>> BEGIN
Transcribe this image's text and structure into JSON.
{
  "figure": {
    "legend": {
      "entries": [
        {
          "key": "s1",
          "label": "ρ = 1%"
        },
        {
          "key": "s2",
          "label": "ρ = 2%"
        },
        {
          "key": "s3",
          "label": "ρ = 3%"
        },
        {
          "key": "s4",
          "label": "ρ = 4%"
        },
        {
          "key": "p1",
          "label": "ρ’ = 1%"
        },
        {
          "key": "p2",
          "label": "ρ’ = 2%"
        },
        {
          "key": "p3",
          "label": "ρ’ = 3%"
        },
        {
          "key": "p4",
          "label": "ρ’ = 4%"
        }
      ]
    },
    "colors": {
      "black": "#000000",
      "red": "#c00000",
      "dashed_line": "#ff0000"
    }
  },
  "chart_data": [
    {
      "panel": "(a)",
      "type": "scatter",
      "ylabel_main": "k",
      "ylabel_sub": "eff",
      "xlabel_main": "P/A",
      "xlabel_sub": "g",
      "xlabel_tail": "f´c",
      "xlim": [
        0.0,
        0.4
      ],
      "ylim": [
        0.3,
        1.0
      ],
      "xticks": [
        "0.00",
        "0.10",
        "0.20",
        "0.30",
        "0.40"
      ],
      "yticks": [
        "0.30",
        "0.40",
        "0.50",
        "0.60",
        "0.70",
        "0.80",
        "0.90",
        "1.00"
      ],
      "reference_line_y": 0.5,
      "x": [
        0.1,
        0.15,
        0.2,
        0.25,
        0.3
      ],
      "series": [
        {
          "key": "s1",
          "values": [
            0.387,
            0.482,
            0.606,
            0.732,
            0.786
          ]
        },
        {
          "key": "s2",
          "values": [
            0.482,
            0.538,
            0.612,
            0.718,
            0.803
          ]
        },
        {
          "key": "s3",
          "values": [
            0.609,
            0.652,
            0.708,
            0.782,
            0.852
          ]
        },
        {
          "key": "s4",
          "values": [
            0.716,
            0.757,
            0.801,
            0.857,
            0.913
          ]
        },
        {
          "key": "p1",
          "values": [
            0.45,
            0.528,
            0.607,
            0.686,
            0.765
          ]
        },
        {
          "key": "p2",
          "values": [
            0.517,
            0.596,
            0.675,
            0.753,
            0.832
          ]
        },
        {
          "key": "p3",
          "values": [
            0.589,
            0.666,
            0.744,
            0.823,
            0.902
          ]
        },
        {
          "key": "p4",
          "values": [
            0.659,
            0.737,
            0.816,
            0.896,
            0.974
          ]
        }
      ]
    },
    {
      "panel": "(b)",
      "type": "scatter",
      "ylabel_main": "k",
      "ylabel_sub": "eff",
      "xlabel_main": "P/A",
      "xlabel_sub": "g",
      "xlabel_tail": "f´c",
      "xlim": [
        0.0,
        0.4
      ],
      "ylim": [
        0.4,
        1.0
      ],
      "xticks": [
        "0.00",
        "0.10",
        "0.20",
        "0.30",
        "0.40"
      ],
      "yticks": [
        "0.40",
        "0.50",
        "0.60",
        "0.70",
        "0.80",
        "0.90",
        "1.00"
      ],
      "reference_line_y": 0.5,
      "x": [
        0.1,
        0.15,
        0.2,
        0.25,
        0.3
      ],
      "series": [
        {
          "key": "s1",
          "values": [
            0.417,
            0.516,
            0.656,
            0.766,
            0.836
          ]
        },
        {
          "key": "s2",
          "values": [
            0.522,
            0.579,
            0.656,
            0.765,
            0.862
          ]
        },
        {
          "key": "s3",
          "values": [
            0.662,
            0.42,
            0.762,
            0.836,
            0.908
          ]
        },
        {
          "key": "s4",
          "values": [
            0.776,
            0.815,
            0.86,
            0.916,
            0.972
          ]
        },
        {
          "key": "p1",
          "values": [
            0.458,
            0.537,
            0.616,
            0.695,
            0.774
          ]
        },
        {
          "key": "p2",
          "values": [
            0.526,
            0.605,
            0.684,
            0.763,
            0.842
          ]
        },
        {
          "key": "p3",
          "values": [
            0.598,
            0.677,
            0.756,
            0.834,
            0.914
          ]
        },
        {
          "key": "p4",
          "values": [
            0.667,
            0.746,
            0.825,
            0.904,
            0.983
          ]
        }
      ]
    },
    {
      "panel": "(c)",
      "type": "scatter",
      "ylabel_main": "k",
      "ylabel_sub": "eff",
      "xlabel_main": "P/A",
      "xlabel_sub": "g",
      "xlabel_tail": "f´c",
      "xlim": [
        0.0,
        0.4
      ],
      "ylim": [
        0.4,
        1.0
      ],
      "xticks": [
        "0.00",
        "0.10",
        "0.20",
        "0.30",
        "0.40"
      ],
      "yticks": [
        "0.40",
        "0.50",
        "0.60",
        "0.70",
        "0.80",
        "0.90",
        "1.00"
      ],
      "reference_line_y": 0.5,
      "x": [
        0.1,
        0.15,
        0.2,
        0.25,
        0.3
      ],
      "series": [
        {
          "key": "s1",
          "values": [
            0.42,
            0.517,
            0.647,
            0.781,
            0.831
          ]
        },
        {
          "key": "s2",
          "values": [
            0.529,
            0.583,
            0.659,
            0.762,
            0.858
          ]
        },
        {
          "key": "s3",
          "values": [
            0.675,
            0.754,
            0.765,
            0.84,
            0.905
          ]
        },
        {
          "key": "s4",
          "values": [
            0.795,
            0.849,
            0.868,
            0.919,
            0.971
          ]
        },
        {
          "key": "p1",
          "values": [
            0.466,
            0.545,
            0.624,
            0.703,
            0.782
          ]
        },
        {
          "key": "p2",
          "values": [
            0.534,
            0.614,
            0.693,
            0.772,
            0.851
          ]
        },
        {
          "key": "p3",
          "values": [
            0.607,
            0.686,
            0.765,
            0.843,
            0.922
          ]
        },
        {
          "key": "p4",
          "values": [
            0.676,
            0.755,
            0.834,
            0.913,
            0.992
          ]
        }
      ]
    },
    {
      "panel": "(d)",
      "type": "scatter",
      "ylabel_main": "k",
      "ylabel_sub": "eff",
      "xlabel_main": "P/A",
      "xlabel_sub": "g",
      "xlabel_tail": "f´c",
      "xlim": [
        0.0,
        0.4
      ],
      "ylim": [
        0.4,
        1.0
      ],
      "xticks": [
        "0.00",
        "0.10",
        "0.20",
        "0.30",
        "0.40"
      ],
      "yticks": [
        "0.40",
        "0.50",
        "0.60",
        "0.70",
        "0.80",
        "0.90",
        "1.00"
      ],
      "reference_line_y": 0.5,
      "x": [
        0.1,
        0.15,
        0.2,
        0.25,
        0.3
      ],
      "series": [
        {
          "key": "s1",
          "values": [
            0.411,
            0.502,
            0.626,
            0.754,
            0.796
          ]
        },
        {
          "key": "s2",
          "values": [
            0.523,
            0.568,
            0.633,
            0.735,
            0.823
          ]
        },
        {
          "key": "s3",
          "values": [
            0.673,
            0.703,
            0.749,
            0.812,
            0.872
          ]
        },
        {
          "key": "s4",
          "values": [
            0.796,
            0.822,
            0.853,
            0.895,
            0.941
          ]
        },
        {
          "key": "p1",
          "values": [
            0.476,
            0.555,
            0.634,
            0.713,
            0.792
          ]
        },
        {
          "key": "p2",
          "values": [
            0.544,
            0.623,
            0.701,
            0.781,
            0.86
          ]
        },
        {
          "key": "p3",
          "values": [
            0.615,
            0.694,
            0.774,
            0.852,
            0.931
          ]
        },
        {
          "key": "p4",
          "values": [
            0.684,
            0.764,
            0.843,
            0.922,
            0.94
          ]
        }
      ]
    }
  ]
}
>> END
Provide all the records again, word for word.

EXERCISE RESULT ▸
Transcribe this image's text and structure into JSON.
{
  "figure": {
    "legend": {
      "entries": [
        {
          "key": "s1",
          "label": "ρ = 1%"
        },
        {
          "key": "s2",
          "label": "ρ = 2%"
        },
        {
          "key": "s3",
          "label": "ρ = 3%"
        },
        {
          "key": "s4",
          "label": "ρ = 4%"
        },
        {
          "key": "p1",
          "label": "ρ’ = 1%"
        },
        {
          "key": "p2",
          "label": "ρ’ = 2%"
        },
        {
          "key": "p3",
          "label": "ρ’ = 3%"
        },
        {
          "key": "p4",
          "label": "ρ’ = 4%"
        }
      ]
    },
    "colors": {
      "black": "#000000",
      "red": "#c00000",
      "dashed_line": "#ff0000"
    }
  },
  "chart_data": [
    {
      "panel": "(a)",
      "type": "scatter",
      "ylabel_main": "k",
      "ylabel_sub": "eff",
      "xlabel_main": "P/A",
      "xlabel_sub": "g",
      "xlabel_tail": "f´c",
      "xlim": [
        0.0,
        0.4
      ],
      "ylim": [
        0.3,
        1.0
      ],
      "xticks": [
        "0.00",
        "0.10",
        "0.20",
        "0.30",
        "0.40"
      ],
      "yticks": [
        "0.30",
        "0.40",
        "0.50",
        "0.60",
        "0.70",
        "0.80",
        "0.90",
        "1.00"
      ],
      "reference_line_y": 0.5,
      "x": [
        0.1,
        0.15,
        0.2,
        0.25,
        0.3
      ],
      "series": [
        {
          "key": "s1",
          "values": [
            0.387,
            0.482,
            0.606,
            0.732,
            0.786
          ]
        },
        {
          "key": "s2",
          "values": [
            0.482,
            0.538,
            0.612,
            0.718,
            0.803
          ]
        },
        {
          "key": "s3",
          "values": [
            0.609,
            0.652,
            0.708,
            0.782,
            0.852
          ]
        },
        {
          "key": "s4",
          "values": [
            0.716,
            0.757,
            0.801,
            0.857,
            0.913
          ]
        },
        {
          "key": "p1",
          "values": [
            0.45,
            0.528,
            0.607,
            0.686,
            0.765
          ]
        },
        {
          "key": "p2",
          "values": [
            0.517,
            0.596,
            0.675,
            0.753,
            0.832
          ]
        },
        {
          "key": "p3",
          "values": [
            0.589,
            0.666,
            0.744,
            0.823,
            0.902
          ]
        },
        {
          "key": "p4",
          "values": [
            0.659,
            0.737,
            0.816,
            0.896,
            0.974
          ]
        }
      ]
    },
    {
      "panel": "(b)",
      "type": "scatter",
      "ylabel_main": "k",
      "ylabel_sub": "eff",
      "xlabel_main": "P/A",
      "xlabel_sub": "g",
      "xlabel_tail": "f´c",
      "xlim": [
        0.0,
        0.4
      ],
      "ylim": [
        0.4,
        1.0
      ],
      "xticks": [
        "0.00",
        "0.10",
        "0.20",
        "0.30",
        "0.40"
      ],
      "yticks": [
        "0.40",
        "0.50",
        "0.60",
        "0.70",
        "0.80",
        "0.90",
        "1.00"
      ],
      "reference_line_y": 0.5,
      "x": [
        0.1,
        0.15,
        0.2,
        0.25,
        0.3
      ],
      "series": [
        {
          "key": "s1",
          "values": [
            0.417,
            0.516,
            0.656,
            0.766,
            0.836
          ]
        },
        {
          "key": "s2",
          "values": [
            0.522,
            0.579,
            0.656,
            0.765,
            0.862
          ]
        },
        {
          "key": "s3",
          "values": [
            0.662,
            0.42,
            0.762,
            0.836,
            0.908
          ]
        },
        {
          "key": "s4",
          "values": [
            0.776,
            0.815,
            0.86,
            0.916,
            0.972
          ]
        },
        {
          "key": "p1",
          "values": [
            0.458,
            0.537,
            0.616,
            0.695,
            0.774
          ]
        },
        {
          "key": "p2",
          "values": [
            0.526,
            0.605,
            0.684,
            0.763,
            0.842
          ]
        },
        {
          "key": "p3",
          "values": [
            0.598,
            0.677,
            0.756,
            0.834,
            0.914
          ]
        },
        {
          "key": "p4",
          "values": [
            0.667,
            0.746,
            0.825,
            0.904,
            0.983
          ]
        }
      ]
    },
    {
      "panel": "(c)",
      "type": "scatter",
      "ylabel_main": "k",
      "ylabel_sub": "eff",
      "xlabel_main": "P/A",
      "xlabel_sub": "g",
      "xlabel_tail": "f´c",
      "xlim": [
        0.0,
        0.4
      ],
      "ylim": [
        0.4,
        1.0
      ],
      "xticks": [
        "0.00",
        "0.10",
        "0.20",
        "0.30",
        "0.40"
      ],
      "yticks": [
        "0.40",
        "0.50",
        "0.60",
        "0.70",
        "0.80",
        "0.90",
        "1.00"
      ],
      "reference_line_y": 0.5,
      "x": [
        0.1,
        0.15,
        0.2,
        0.25,
        0.3
      ],
      "series": [
        {
          "key": "s1",
          "values": [
            0.42,
            0.517,
            0.647,
            0.781,
            0.831
          ]
        },
        {
          "key": "s2",
          "values": [
            0.529,
            0.583,
            0.659,
            0.762,
            0.858
          ]
        },
        {
          "key": "s3",
          "values": [
            0.675,
            0.754,
            0.765,
            0.84,
            0.905
          ]
        },
        {
          "key": "s4",
          "values": [
            0.795,
            0.849,
            0.868,
            0.919,
            0.971
          ]
        },
        {
          "key": "p1",
          "values": [
            0.466,
            0.545,
            0.624,
            0.703,
            0.782
          ]
        },
        {
          "key": "p2",
          "values": [
            0.534,
            0.614,
            0.693,
            0.772,
            0.851
          ]
        },
        {
          "key": "p3",
          "values": [
            0.607,
            0.686,
            0.765,
            0.843,
            0.922
          ]
        },
        {
          "key": "p4",
          "values": [
            0.676,
            0.755,
            0.834,
            0.913,
            0.992
          ]
        }
      ]
    },
    {
      "panel": "(d)",
      "type": "scatter",
      "ylabel_main": "k",
      "ylabel_sub": "eff",
      "xlabel_main": "P/A",
      "xlabel_sub": "g",
      "xlabel_tail": "f´c",
      "xlim": [
        0.0,
        0.4
      ],
      "ylim": [
        0.4,
        1.0
      ],
      "xticks": [
        "0.00",
        "0.10",
        "0.20",
        "0.30",
        "0.40"
      ],
      "yticks": [
        "0.40",
        "0.50",
        "0.60",
        "0.70",
        "0.80",
        "0.90",
        "1.00"
      ],
      "reference_line_y": 0.5,
      "x": [
        0.1,
        0.15,
        0.2,
        0.25,
        0.3
      ],
      "series": [
        {
          "key": "s1",
          "values": [
            0.411,
            0.502,
            0.626,
            0.754,
            0.796
          ]
        },
        {
          "key": "s2",
          "values": [
            0.523,
            0.568,
            0.633,
            0.735,
            0.823
          ]
        },
        {
          "key": "s3",
          "values": [
            0.673,
            0.703,
            0.749,
            0.812,
            0.872
          ]
        },
        {
          "key": "s4",
          "values": [
            0.796,
            0.822,
            0.853,
            0.895,
            0.941
          ]
        },
        {
          "key": "p1",
          "values": [
            0.476,
            0.555,
            0.634,
            0.713,
            0.792
          ]
        },
        {
          "key": "p2",
          "values": [
            0.544,
            0.623,
            0.701,
            0.781,
            0.86
          ]
        },
        {
          "key": "p3",
          "values": [
            0.615,
            0.694,
            0.774,
            0.852,
            0.931
          ]
        },
        {
          "key": "p4",
          "values": [
            0.684,
            0.764,
            0.843,
            0.922,
            0.94
          ]
        }
      ]
    }
  ]
}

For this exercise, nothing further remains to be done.